■ What you need to do ■
Tally how many lines of these entries hold the string "integers". Return the number alone.

--- Begin ---

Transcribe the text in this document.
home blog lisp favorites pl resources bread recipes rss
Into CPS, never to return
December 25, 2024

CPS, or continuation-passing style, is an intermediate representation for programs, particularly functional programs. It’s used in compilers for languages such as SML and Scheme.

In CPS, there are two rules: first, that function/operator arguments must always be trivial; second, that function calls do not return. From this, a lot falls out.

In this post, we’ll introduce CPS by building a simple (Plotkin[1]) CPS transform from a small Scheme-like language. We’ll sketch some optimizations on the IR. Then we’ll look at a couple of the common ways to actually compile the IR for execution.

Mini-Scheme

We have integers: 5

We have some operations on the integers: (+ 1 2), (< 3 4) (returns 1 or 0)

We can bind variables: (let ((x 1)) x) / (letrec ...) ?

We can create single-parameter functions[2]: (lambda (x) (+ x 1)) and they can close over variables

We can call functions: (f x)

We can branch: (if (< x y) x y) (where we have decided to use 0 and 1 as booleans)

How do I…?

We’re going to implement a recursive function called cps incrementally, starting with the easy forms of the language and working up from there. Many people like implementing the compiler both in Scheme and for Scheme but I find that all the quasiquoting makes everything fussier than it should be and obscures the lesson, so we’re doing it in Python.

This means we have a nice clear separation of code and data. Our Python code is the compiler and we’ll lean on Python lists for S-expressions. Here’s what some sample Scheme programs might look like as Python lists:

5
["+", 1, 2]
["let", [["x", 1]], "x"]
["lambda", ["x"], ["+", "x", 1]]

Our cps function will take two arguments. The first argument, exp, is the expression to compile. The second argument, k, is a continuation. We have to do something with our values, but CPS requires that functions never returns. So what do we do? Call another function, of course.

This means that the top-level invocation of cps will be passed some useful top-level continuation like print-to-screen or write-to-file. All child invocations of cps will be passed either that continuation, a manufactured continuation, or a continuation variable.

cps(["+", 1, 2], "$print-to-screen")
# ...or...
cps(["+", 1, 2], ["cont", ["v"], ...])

--- End ---

■ Task solution ■
2